=== Records provided ===
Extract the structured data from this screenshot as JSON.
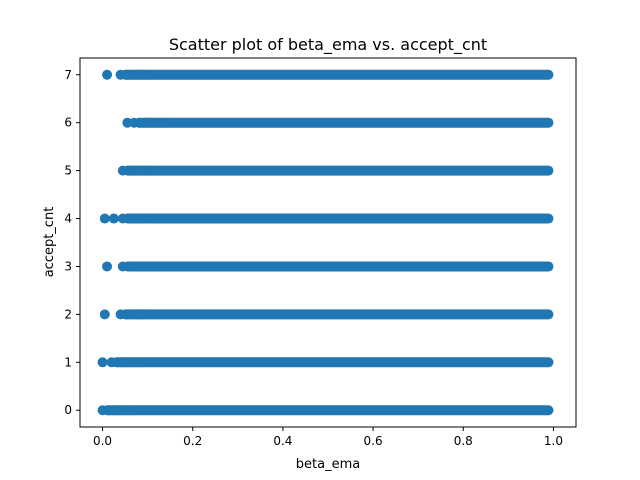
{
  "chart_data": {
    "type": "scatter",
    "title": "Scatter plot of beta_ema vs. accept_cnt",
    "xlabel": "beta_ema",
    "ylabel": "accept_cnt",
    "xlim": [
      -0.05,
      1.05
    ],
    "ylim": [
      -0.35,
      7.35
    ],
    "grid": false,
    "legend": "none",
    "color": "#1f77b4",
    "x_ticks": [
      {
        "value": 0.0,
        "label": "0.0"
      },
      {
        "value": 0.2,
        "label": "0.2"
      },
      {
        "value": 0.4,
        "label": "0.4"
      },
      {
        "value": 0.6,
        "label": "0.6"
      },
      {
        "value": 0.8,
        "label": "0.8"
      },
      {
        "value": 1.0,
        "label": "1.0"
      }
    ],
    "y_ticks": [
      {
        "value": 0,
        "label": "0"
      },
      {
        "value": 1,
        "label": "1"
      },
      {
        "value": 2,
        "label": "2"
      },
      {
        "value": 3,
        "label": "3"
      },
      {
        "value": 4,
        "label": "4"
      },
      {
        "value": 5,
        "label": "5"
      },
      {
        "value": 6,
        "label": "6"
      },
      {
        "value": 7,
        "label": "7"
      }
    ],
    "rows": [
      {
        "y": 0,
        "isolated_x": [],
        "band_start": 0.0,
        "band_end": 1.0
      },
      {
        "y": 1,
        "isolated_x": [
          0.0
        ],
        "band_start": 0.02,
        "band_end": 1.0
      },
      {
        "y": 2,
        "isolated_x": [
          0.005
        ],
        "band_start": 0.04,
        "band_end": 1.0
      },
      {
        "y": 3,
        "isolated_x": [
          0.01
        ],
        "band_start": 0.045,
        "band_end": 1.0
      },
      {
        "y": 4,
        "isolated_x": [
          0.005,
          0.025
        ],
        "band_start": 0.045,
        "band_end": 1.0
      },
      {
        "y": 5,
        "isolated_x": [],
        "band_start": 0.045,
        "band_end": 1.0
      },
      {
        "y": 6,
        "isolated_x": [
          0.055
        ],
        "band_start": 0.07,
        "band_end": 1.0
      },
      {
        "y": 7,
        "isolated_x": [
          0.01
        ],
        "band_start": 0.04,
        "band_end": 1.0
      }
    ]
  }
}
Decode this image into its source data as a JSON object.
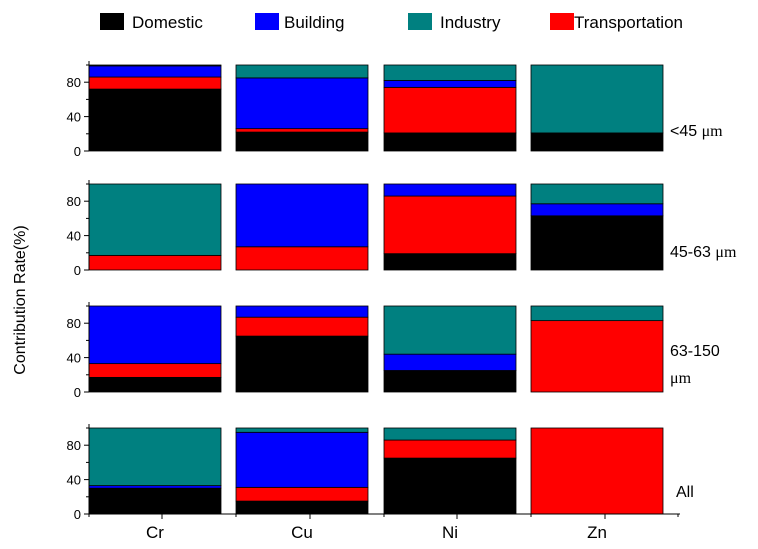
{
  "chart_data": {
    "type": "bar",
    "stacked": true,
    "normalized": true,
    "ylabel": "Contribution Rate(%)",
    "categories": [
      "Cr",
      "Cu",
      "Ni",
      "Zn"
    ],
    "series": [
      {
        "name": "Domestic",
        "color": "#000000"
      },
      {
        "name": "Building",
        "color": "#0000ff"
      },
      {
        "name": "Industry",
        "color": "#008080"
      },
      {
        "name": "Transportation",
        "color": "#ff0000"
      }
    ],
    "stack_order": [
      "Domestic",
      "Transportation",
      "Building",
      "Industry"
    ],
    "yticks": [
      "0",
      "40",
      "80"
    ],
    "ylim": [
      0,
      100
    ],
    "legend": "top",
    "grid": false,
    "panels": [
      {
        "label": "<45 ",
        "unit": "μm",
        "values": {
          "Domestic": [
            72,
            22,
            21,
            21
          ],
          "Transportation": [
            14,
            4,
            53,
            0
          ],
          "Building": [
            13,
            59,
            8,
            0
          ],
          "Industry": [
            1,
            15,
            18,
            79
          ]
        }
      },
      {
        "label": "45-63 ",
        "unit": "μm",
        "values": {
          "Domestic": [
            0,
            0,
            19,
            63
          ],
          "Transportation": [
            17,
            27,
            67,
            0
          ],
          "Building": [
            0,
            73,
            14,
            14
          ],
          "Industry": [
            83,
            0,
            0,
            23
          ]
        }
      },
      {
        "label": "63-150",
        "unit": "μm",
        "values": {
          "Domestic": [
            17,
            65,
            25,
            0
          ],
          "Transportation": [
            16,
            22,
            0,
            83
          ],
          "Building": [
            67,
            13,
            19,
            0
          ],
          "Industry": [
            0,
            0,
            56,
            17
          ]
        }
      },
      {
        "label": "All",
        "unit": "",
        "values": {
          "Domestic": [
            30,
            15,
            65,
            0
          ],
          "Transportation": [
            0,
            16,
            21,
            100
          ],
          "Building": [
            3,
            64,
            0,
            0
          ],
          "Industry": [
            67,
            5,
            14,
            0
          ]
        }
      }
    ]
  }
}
===
**The exercise**
Leave out every line without the string "color" and copy the rest.

**Full solution**
    "color": "#1f77b4",
        "color": "#000000"
        "color": "#0000ff"
        "color": "#008080"
        "color": "#ff0000"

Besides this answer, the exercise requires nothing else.